• _TASK BRIEF_:
From the entries below, gather every line containing the string "SOLIDWORKS".

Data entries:
════

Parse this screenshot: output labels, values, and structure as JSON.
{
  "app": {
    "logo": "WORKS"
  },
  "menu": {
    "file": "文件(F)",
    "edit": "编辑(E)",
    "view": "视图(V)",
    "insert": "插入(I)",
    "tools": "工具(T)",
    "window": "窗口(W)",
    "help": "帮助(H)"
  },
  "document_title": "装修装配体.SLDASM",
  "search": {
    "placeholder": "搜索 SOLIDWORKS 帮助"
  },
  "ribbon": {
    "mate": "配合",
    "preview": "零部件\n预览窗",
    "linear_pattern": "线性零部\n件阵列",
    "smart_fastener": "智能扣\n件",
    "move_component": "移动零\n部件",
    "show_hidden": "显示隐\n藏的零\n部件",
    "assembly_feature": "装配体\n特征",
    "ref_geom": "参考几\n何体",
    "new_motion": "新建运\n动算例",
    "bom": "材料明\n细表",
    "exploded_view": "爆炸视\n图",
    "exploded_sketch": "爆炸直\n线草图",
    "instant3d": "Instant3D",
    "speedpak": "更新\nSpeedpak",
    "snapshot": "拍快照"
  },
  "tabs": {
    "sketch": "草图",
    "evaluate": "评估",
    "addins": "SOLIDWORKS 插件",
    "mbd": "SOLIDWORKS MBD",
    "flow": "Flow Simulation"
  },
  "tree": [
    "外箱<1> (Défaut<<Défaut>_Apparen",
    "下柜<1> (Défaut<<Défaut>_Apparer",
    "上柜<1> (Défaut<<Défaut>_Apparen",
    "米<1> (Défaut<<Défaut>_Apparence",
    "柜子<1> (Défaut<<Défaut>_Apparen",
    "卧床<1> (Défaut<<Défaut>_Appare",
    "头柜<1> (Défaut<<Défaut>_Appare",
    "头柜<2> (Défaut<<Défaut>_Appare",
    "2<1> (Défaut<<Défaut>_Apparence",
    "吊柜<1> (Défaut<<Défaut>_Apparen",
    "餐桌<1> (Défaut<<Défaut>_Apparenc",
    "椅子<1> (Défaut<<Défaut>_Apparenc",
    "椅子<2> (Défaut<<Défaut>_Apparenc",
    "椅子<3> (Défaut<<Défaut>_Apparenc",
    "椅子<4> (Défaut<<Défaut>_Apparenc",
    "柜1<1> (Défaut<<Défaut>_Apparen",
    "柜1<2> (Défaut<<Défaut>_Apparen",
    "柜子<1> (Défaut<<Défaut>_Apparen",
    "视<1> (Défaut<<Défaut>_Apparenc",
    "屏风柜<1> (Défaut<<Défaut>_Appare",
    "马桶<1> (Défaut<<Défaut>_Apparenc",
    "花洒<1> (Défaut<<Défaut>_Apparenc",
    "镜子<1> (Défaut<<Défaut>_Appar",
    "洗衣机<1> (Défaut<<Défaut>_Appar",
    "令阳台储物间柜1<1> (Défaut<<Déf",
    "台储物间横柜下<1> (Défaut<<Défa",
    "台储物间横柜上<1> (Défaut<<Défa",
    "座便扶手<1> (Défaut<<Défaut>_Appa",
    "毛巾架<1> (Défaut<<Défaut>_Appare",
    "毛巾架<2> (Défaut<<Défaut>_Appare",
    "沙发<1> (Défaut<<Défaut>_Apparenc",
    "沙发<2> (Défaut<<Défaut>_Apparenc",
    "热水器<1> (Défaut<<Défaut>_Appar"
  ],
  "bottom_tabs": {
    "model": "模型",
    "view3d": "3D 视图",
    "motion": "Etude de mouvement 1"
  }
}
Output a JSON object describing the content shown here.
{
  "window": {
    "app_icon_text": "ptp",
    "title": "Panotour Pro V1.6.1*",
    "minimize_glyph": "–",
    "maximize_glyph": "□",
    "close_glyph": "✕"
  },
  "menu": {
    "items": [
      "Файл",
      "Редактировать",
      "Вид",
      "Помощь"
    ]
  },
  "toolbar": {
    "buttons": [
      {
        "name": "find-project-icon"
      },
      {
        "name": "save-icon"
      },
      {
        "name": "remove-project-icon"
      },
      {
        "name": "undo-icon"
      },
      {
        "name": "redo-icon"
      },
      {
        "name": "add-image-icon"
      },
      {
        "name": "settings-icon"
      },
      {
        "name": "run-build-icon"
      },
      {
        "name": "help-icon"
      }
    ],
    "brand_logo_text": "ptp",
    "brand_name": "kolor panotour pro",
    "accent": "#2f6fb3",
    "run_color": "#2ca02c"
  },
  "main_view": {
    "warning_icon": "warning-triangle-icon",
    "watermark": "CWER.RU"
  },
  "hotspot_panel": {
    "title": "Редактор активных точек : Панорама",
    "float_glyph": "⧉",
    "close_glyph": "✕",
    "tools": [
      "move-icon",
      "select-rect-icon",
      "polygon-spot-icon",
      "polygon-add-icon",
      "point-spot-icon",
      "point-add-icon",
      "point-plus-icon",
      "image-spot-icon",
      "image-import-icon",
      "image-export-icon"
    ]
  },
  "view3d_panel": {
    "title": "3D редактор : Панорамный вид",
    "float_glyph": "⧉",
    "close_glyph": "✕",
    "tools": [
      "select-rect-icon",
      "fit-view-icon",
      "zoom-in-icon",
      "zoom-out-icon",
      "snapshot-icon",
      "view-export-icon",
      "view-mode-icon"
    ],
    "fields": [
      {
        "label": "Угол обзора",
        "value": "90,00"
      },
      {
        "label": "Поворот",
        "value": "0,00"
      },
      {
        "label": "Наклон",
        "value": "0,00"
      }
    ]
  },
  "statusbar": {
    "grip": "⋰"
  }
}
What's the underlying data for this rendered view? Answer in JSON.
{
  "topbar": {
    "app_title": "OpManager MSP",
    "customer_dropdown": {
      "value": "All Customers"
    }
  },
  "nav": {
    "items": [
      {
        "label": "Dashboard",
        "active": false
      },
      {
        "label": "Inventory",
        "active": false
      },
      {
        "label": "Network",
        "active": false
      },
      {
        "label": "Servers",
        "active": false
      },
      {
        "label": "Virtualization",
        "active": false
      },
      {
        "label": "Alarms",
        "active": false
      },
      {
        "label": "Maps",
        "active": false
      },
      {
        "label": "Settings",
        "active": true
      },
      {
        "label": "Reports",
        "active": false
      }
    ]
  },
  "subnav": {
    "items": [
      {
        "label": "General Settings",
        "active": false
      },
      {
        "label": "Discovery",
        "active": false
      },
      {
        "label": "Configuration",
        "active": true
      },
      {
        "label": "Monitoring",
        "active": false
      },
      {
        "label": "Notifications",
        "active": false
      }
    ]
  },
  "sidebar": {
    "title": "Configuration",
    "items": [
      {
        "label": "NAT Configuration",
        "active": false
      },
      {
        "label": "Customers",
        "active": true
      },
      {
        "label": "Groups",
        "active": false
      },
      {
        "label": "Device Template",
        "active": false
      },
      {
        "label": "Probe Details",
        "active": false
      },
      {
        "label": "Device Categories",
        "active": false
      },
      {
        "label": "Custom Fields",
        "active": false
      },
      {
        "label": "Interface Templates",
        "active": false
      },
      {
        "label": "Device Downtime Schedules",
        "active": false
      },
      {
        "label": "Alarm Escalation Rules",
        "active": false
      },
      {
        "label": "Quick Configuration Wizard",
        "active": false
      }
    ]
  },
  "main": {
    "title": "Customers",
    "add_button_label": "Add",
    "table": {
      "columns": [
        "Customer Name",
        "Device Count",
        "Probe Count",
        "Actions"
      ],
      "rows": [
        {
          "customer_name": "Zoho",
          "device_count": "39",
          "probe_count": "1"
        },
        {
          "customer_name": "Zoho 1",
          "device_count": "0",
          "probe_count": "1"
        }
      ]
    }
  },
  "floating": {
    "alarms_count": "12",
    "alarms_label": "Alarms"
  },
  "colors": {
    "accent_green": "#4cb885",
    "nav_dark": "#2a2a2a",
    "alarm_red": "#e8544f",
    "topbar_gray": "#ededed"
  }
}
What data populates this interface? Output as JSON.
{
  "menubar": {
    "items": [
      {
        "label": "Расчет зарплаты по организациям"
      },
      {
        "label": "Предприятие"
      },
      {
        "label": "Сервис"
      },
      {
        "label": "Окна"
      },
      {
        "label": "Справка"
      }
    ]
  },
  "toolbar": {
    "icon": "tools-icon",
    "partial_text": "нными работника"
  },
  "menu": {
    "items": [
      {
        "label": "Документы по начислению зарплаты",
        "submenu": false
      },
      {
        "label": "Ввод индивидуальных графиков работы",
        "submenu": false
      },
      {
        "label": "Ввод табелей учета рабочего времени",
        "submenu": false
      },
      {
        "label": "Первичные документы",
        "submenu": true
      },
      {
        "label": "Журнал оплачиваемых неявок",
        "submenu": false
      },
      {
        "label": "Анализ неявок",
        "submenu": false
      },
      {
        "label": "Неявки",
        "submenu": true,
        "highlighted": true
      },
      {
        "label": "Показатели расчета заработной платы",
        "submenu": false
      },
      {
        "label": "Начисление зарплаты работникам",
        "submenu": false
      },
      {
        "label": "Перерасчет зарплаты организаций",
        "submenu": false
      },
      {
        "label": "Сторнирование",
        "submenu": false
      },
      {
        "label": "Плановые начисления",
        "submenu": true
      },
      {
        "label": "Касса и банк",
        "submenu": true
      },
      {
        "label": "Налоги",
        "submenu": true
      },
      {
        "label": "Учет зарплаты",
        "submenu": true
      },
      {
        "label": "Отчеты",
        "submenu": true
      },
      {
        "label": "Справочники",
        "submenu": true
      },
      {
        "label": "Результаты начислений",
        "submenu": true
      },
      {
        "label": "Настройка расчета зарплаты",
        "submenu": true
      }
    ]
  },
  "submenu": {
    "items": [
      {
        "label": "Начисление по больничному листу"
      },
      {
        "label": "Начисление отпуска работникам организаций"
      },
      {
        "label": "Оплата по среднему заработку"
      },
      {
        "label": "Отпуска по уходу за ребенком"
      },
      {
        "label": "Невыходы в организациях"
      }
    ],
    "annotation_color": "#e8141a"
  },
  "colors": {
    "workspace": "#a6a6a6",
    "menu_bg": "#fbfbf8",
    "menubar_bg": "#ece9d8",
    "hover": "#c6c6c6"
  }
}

════

• _SOLUTION TO THIS PROBLEM_:
    "placeholder": "搜索 SOLIDWORKS 帮助"
    "addins": "SOLIDWORKS 插件",
    "mbd": "SOLIDWORKS MBD",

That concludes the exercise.